▸ Given task
Read the lines below. Copy out any that hold the string "during".

▸ Records for the task
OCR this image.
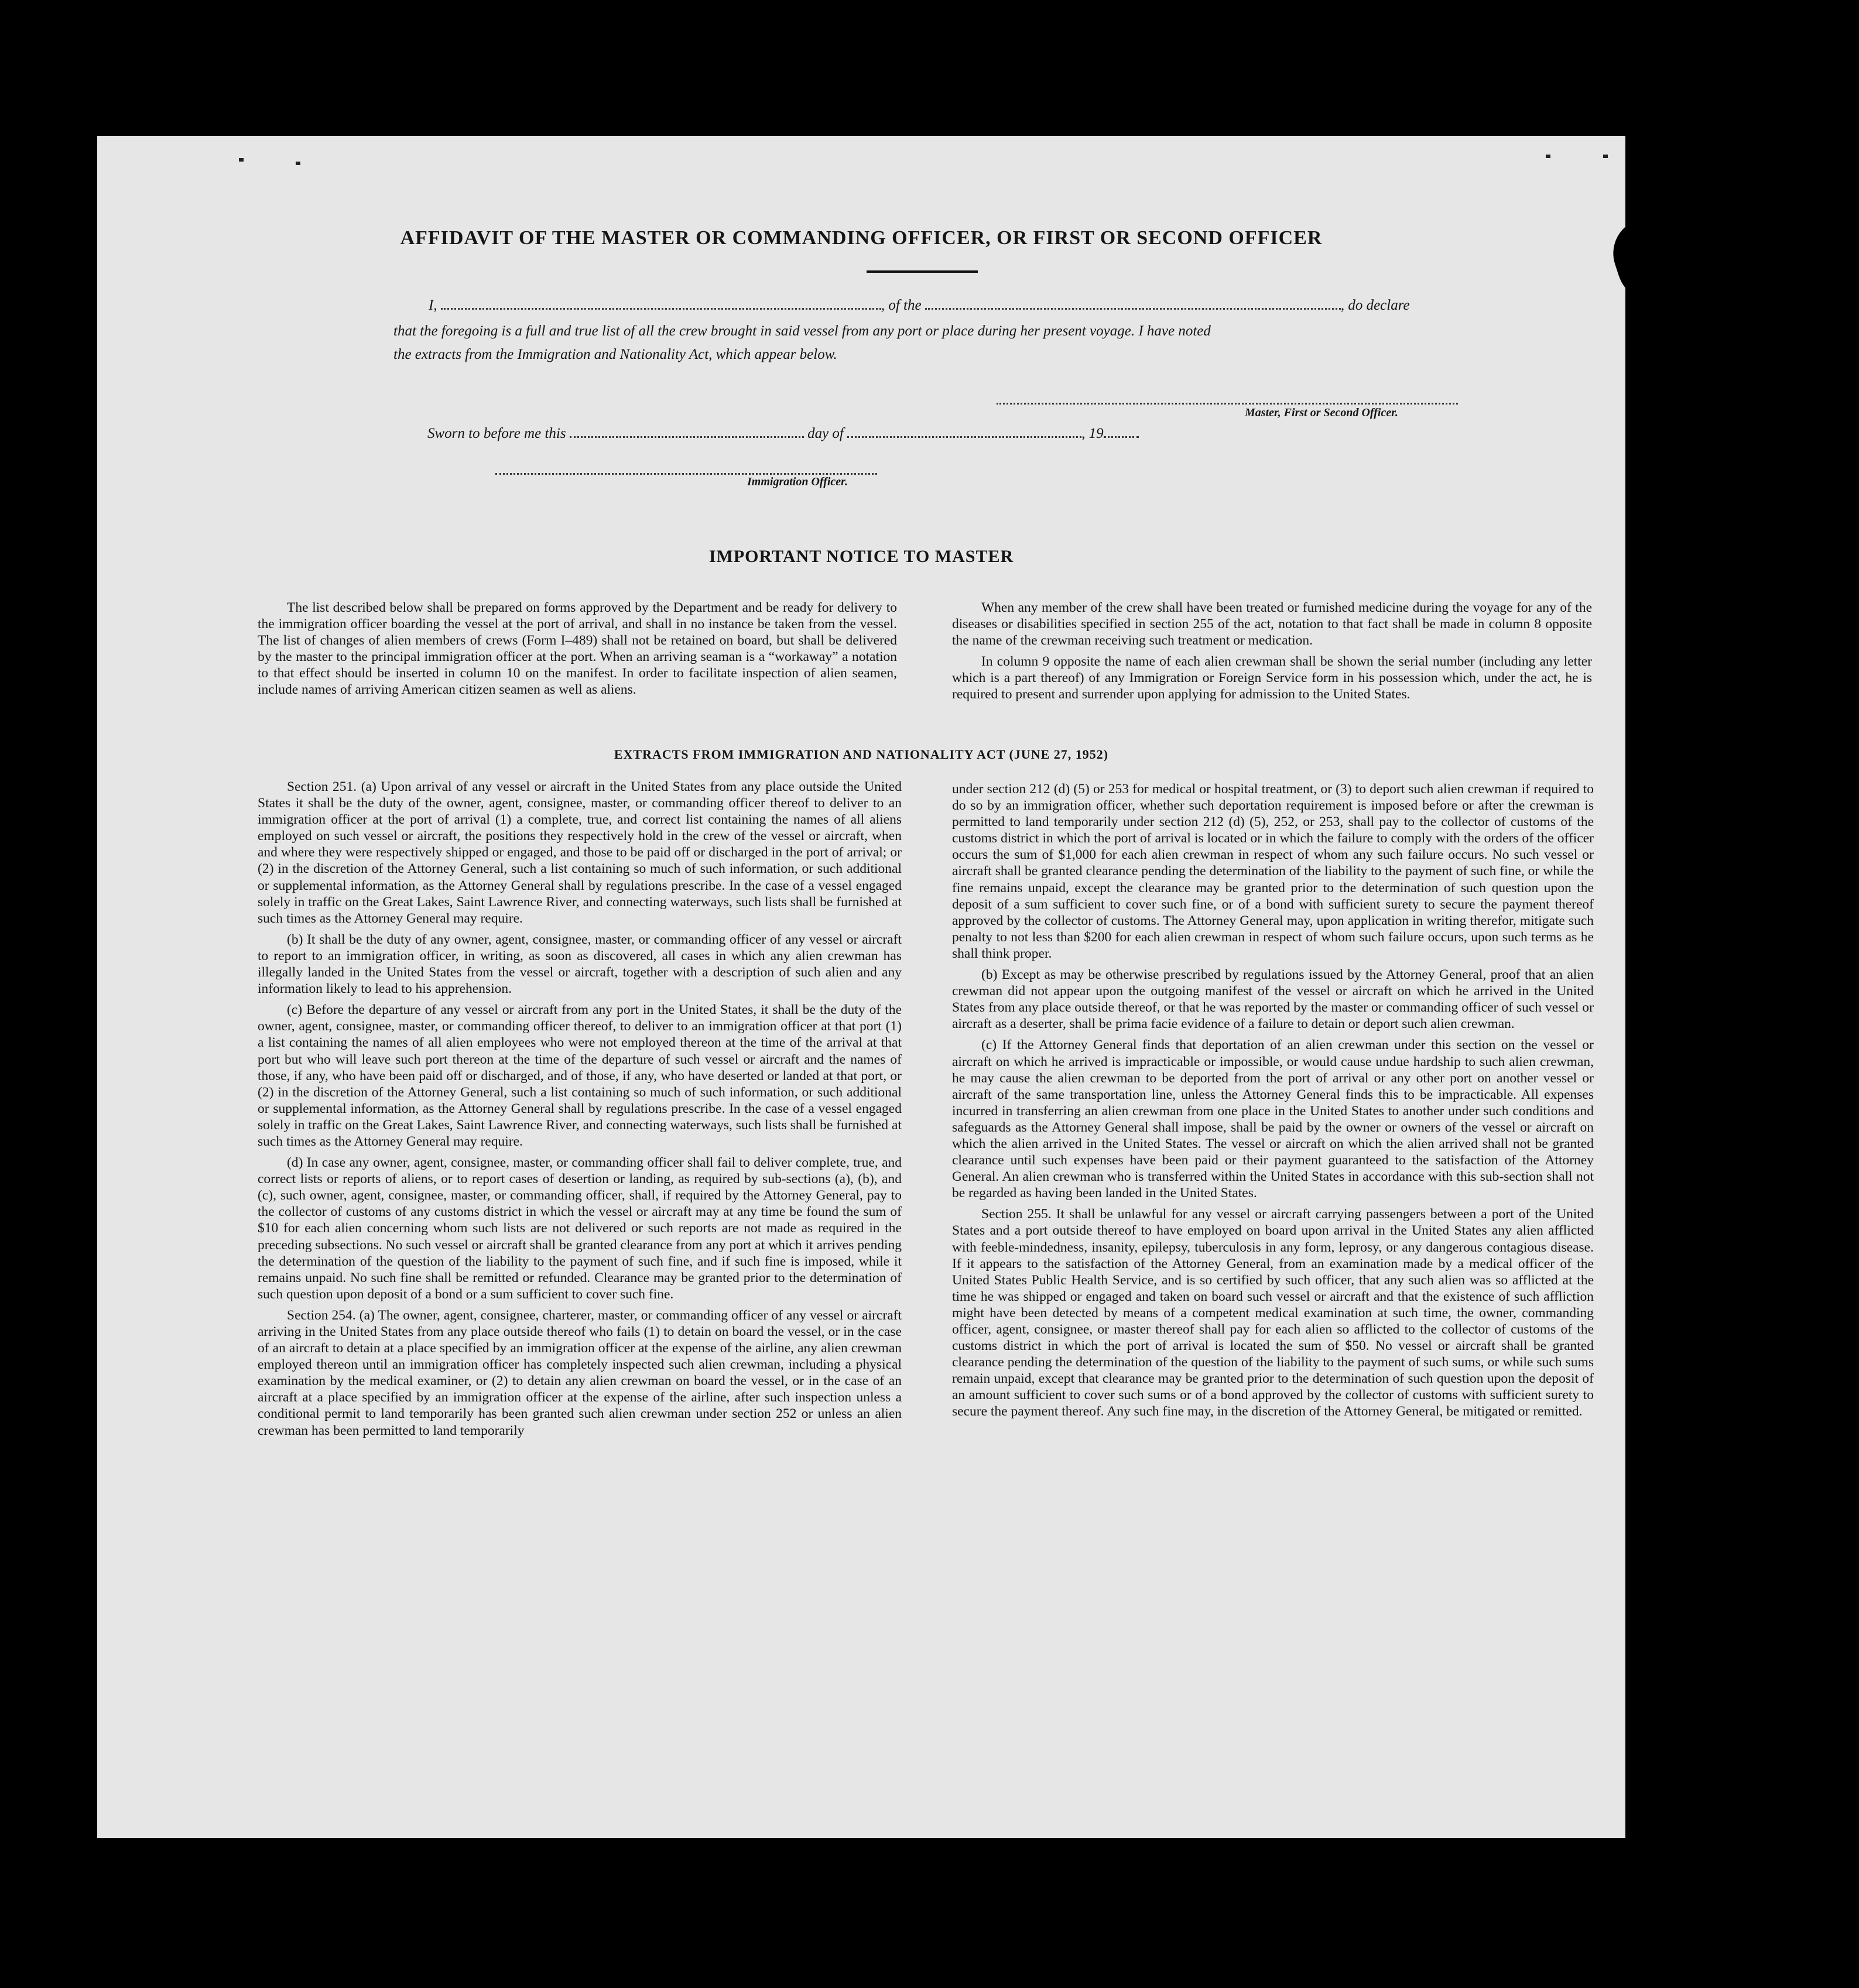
AFFIDAVIT OF THE MASTER OR COMMANDING OFFICER, OR FIRST OR SECOND OFFICER
I,	, of the	, do declare
that the foregoing is a full and true list of all the crew brought in said vessel from any port or place during her present voyage. I have noted
the extracts from the Immigration and Nationality Act, which appear below.
Master, First or Second Officer.
Sworn to before me this	day of	, 19
Immigration Officer.
IMPORTANT NOTICE TO MASTER

The list described below shall be prepared on forms approved by the Department and be ready for delivery to the immigration officer boarding the vessel at the port of arrival, and shall in no instance be taken from the vessel. The list of changes of alien members of crews (Form I–489) shall not be retained on board, but shall be delivered by the master to the principal immigration officer at the port. When an arriving seaman is a “workaway” a notation to that effect should be inserted in column 10 on the manifest. In order to facilitate inspection of alien seamen, include names of arriving American citizen seamen as well as aliens.

When any member of the crew shall have been treated or furnished medicine during the voyage for any of the diseases or disabilities specified in section 255 of the act, notation to that fact shall be made in column 8 opposite the name of the crewman receiving such treatment or medication.

In column 9 opposite the name of each alien crewman shall be shown the serial number (including any letter which is a part thereof) of any Immigration or Foreign Service form in his possession which, under the act, he is required to present and surrender upon applying for admission to the United States.

EXTRACTS FROM IMMIGRATION AND NATIONALITY ACT (JUNE 27, 1952)

Section 251. (a) Upon arrival of any vessel or aircraft in the United States from any place outside the United States it shall be the duty of the owner, agent, consignee, master, or commanding officer thereof to deliver to an immigration officer at the port of arrival (1) a complete, true, and correct list containing the names of all aliens employed on such vessel or aircraft, the positions they respectively hold in the crew of the vessel or aircraft, when and where they were respectively shipped or engaged, and those to be paid off or discharged in the port of arrival; or (2) in the discretion of the Attorney General, such a list containing so much of such information, or such additional or supplemental information, as the Attorney General shall by regulations prescribe. In the case of a vessel engaged solely in traffic on the Great Lakes, Saint Lawrence River, and connecting waterways, such lists shall be furnished at such times as the Attorney General may require.

(b) It shall be the duty of any owner, agent, consignee, master, or commanding officer of any vessel or aircraft to report to an immigration officer, in writing, as soon as discovered, all cases in which any alien crewman has illegally landed in the United States from the vessel or aircraft, together with a description of such alien and any information likely to lead to his apprehension.

(c) Before the departure of any vessel or aircraft from any port in the United States, it shall be the duty of the owner, agent, consignee, master, or commanding officer thereof, to deliver to an immigration officer at that port (1) a list containing the names of all alien employees who were not employed thereon at the time of the arrival at that port but who will leave such port thereon at the time of the departure of such vessel or aircraft and the names of those, if any, who have been paid off or discharged, and of those, if any, who have deserted or landed at that port, or (2) in the discretion of the Attorney General, such a list containing so much of such information, or such additional or supplemental information, as the Attorney General shall by regulations prescribe. In the case of a vessel engaged solely in traffic on the Great Lakes, Saint Lawrence River, and connecting waterways, such lists shall be furnished at such times as the Attorney General may require.

(d) In case any owner, agent, consignee, master, or commanding officer shall fail to deliver complete, true, and correct lists or reports of aliens, or to report cases of desertion or landing, as required by sub-sections (a), (b), and (c), such owner, agent, consignee, master, or commanding officer, shall, if required by the Attorney General, pay to the collector of customs of any customs district in which the vessel or aircraft may at any time be found the sum of $10 for each alien concerning whom such lists are not delivered or such reports are not made as required in the preceding subsections. No such vessel or aircraft shall be granted clearance from any port at which it arrives pending the determination of the question of the liability to the payment of such fine, and if such fine is imposed, while it remains unpaid. No such fine shall be remitted or refunded. Clearance may be granted prior to the determination of such question upon deposit of a bond or a sum sufficient to cover such fine.

Section 254. (a) The owner, agent, consignee, charterer, master, or commanding officer of any vessel or aircraft arriving in the United States from any place outside thereof who fails (1) to detain on board the vessel, or in the case of an aircraft to detain at a place specified by an immigration officer at the expense of the airline, any alien crewman employed thereon until an immigration officer has completely inspected such alien crewman, including a physical examination by the medical examiner, or (2) to detain any alien crewman on board the vessel, or in the case of an aircraft at a place specified by an immigration officer at the expense of the airline, after such inspection unless a conditional permit to land temporarily has been granted such alien crewman under section 252 or unless an alien crewman has been permitted to land temporarily

under section 212 (d) (5) or 253 for medical or hospital treatment, or (3) to deport such alien crewman if required to do so by an immigration officer, whether such deportation requirement is imposed before or after the crewman is permitted to land temporarily under section 212 (d) (5), 252, or 253, shall pay to the collector of customs of the customs district in which the port of arrival is located or in which the failure to comply with the orders of the officer occurs the sum of $1,000 for each alien crewman in respect of whom any such failure occurs. No such vessel or aircraft shall be granted clearance pending the determination of the liability to the payment of such fine, or while the fine remains unpaid, except the clearance may be granted prior to the determination of such question upon the deposit of a sum sufficient to cover such fine, or of a bond with sufficient surety to secure the payment thereof approved by the collector of customs. The Attorney General may, upon application in writing therefor, mitigate such penalty to not less than $200 for each alien crewman in respect of whom such failure occurs, upon such terms as he shall think proper.

(b) Except as may be otherwise prescribed by regulations issued by the Attorney General, proof that an alien crewman did not appear upon the outgoing manifest of the vessel or aircraft on which he arrived in the United States from any place outside thereof, or that he was reported by the master or commanding officer of such vessel or aircraft as a deserter, shall be prima facie evidence of a failure to detain or deport such alien crewman.

(c) If the Attorney General finds that deportation of an alien crewman under this section on the vessel or aircraft on which he arrived is impracticable or impossible, or would cause undue hardship to such alien crewman, he may cause the alien crewman to be deported from the port of arrival or any other port on another vessel or aircraft of the same transportation line, unless the Attorney General finds this to be impracticable. All expenses incurred in transferring an alien crewman from one place in the United States to another under such conditions and safeguards as the Attorney General shall impose, shall be paid by the owner or owners of the vessel or aircraft on which the alien arrived in the United States. The vessel or aircraft on which the alien arrived shall not be granted clearance until such expenses have been paid or their payment guaranteed to the satisfaction of the Attorney General. An alien crewman who is transferred within the United States in accordance with this sub-section shall not be regarded as having been landed in the United States.

Section 255. It shall be unlawful for any vessel or aircraft carrying passengers between a port of the United States and a port outside thereof to have employed on board upon arrival in the United States any alien afflicted with feeble-mindedness, insanity, epilepsy, tuberculosis in any form, leprosy, or any dangerous contagious disease. If it appears to the satisfaction of the Attorney General, from an examination made by a medical officer of the United States Public Health Service, and is so certified by such officer, that any such alien was so afflicted at the time he was shipped or engaged and taken on board such vessel or aircraft and that the existence of such affliction might have been detected by means of a competent medical examination at such time, the owner, commanding officer, agent, consignee, or master thereof shall pay for each alien so afflicted to the collector of customs of the customs district in which the port of arrival is located the sum of $50. No vessel or aircraft shall be granted clearance pending the determination of the question of the liability to the payment of such sums, or while such sums remain unpaid, except that clearance may be granted prior to the determination of such question upon the deposit of an amount sufficient to cover such sums or of a bond approved by the collector of customs with sufficient surety to secure the payment thereof. Any such fine may, in the discretion of the Attorney General, be mitigated or remitted.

▸ Response to this task
that the foregoing is a full and true list of all the crew brought in said vessel from any port or place during her present voyage. I have noted
When any member of the crew shall have been treated or furnished medicine during the voyage for any of the diseases or disabilities specified in section 255 of the act, notation to that fact shall be made in column 8 opposite the name of the crewman receiving such treatment or medication.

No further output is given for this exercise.